* TASK DESCRIPTION:
Could you find each line of the data below that contains the word "label" and copy those lines?
··· DATA FOR REVIEW ···
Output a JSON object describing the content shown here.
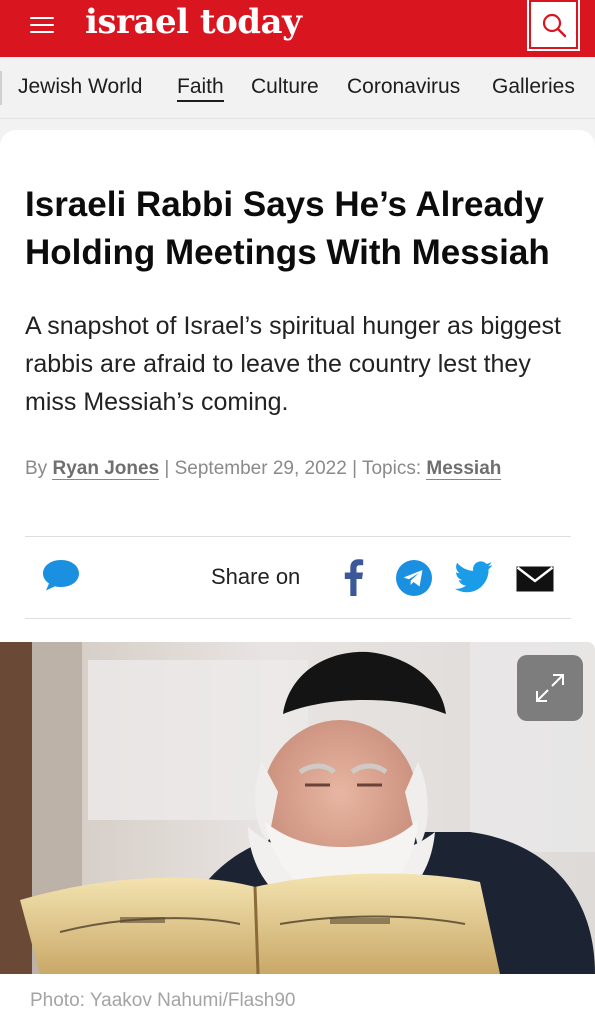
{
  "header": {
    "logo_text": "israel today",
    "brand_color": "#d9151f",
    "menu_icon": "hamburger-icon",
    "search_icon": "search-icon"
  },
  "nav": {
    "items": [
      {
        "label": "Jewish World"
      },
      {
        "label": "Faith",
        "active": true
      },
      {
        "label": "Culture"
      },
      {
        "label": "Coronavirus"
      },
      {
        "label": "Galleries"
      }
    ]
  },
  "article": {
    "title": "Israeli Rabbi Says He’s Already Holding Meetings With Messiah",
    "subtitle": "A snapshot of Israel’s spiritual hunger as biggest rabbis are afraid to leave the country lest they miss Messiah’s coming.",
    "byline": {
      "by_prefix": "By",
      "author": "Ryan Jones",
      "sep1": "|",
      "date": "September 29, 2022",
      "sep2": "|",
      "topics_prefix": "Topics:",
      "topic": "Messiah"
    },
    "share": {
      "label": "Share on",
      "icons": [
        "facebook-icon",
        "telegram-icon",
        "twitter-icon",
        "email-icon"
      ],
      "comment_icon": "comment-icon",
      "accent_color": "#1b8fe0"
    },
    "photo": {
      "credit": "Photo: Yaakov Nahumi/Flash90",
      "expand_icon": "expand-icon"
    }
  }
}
···
* SOLUTION TO THE EXERCISE:
        "label": "Jewish World"
        "label": "Faith",
        "label": "Culture"
        "label": "Coronavirus"
        "label": "Galleries"
      "label": "Share on",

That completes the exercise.